### Task goal
Pick out every line with the word "found" and copy it.

### Information given
____________
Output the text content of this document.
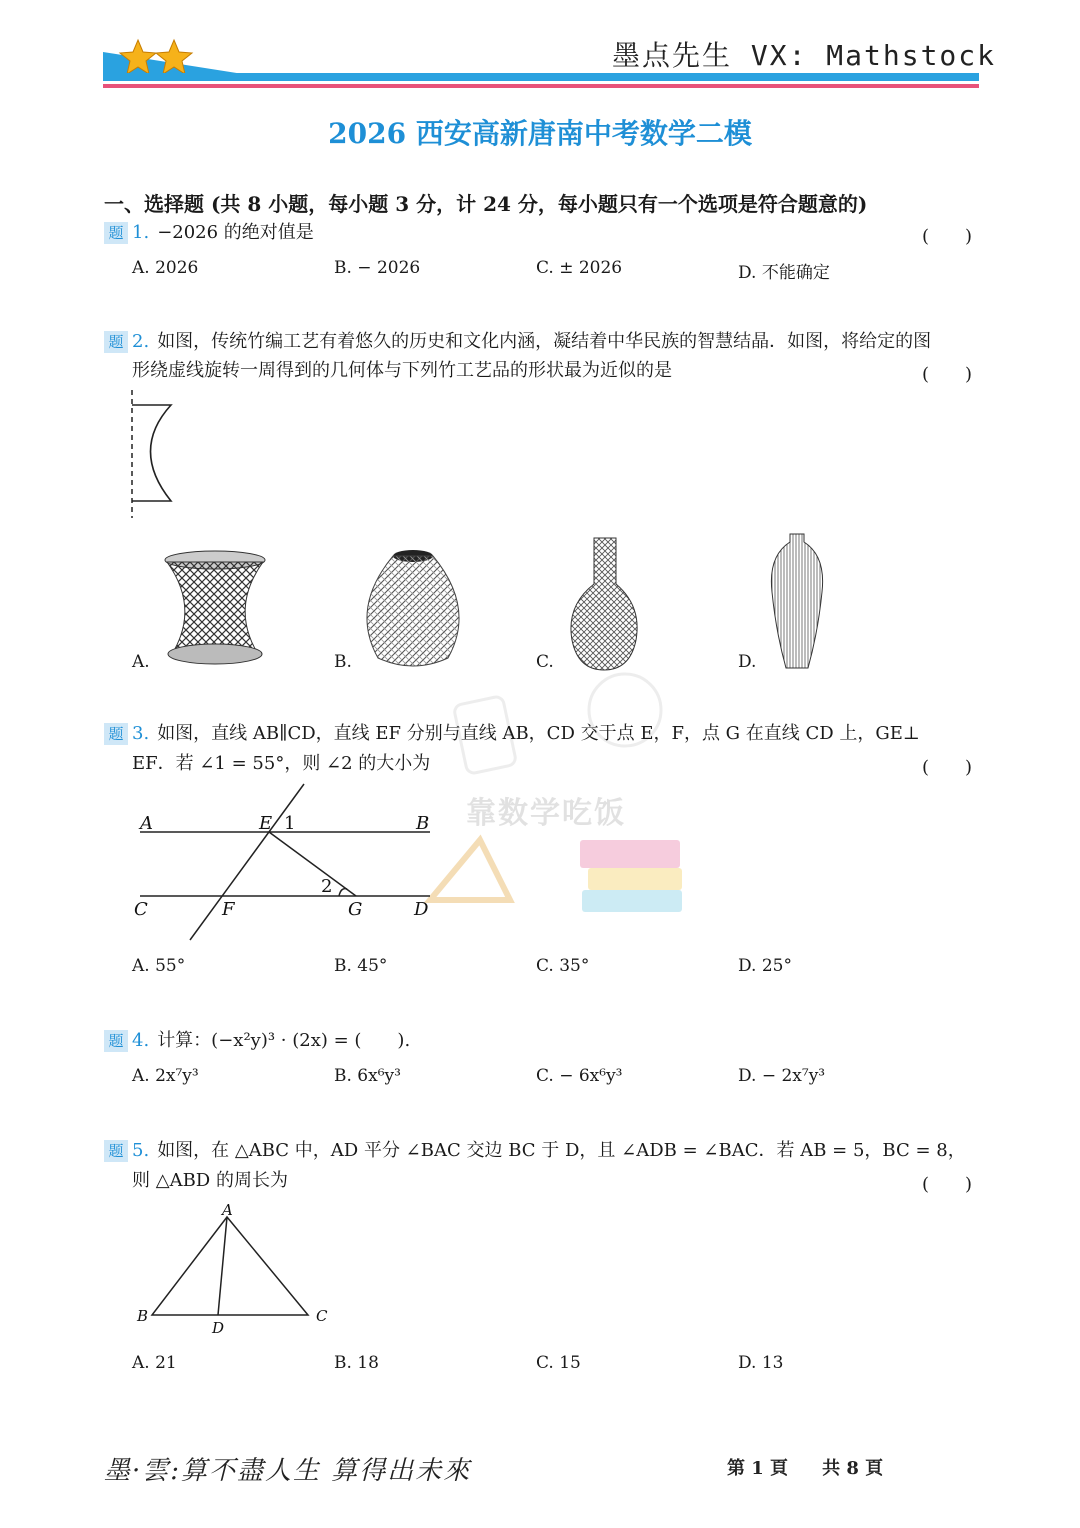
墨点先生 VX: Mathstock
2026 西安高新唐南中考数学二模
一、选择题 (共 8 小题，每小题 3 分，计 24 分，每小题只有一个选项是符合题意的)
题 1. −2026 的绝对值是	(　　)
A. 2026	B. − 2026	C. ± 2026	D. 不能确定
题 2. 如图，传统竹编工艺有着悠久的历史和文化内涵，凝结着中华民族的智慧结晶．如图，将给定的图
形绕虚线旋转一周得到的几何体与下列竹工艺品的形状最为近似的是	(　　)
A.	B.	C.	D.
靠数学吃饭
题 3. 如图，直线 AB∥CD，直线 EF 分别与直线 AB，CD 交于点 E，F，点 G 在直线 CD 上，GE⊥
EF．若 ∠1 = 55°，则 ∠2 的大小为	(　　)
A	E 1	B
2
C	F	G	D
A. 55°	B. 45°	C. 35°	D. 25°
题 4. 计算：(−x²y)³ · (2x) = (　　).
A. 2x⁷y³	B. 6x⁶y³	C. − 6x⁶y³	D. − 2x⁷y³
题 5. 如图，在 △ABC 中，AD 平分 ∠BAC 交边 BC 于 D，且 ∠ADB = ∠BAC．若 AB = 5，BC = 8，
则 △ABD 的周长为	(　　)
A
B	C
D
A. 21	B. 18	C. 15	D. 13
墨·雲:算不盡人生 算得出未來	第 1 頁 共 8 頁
____________
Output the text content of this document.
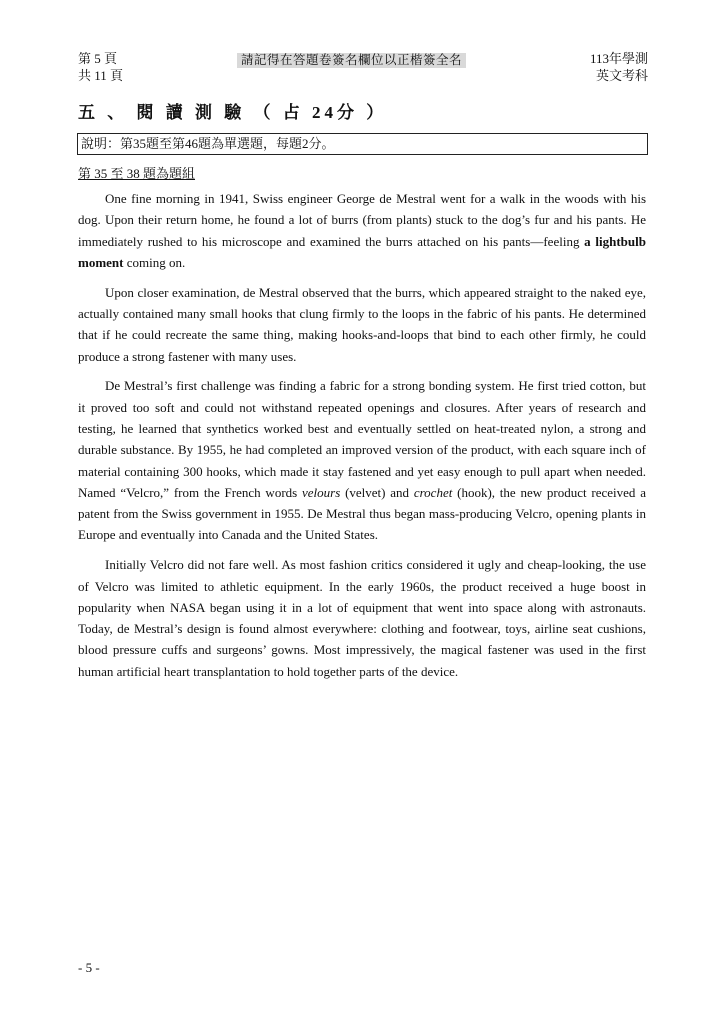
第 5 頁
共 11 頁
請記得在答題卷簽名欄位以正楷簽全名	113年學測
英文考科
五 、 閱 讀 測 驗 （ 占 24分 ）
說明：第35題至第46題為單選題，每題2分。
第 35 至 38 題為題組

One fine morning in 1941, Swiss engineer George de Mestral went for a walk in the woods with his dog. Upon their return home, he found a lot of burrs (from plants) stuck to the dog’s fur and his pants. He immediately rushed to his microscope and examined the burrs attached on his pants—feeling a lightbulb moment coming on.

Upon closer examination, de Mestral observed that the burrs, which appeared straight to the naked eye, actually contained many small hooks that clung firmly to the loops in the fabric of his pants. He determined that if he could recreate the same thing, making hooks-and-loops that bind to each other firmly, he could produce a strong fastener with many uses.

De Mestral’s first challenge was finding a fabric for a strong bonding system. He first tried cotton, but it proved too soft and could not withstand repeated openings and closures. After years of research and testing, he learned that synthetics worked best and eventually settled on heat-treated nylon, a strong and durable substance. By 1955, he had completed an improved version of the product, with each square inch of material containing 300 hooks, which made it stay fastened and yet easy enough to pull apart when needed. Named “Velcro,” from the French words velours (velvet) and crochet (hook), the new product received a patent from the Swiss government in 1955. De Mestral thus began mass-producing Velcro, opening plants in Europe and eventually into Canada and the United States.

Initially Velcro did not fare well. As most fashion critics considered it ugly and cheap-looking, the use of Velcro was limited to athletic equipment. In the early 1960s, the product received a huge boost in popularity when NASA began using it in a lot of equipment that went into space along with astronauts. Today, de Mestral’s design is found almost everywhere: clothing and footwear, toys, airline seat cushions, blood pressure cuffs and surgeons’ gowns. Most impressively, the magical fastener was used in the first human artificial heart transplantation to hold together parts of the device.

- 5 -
____________
### The result
One fine morning in 1941, Swiss engineer George de Mestral went for a walk in the woods with his dog. Upon their return home, he found a lot of burrs (from plants) stuck to the dog’s fur and his pants. He immediately rushed to his microscope and examined the burrs attached on his pants—feeling a lightbulb moment coming on.
Initially Velcro did not fare well. As most fashion critics considered it ugly and cheap-looking, the use of Velcro was limited to athletic equipment. In the early 1960s, the product received a huge boost in popularity when NASA began using it in a lot of equipment that went into space along with astronauts. Today, de Mestral’s design is found almost everywhere: clothing and footwear, toys, airline seat cushions, blood pressure cuffs and surgeons’ gowns. Most impressively, the magical fastener was used in the first human artificial heart transplantation to hold together parts of the device.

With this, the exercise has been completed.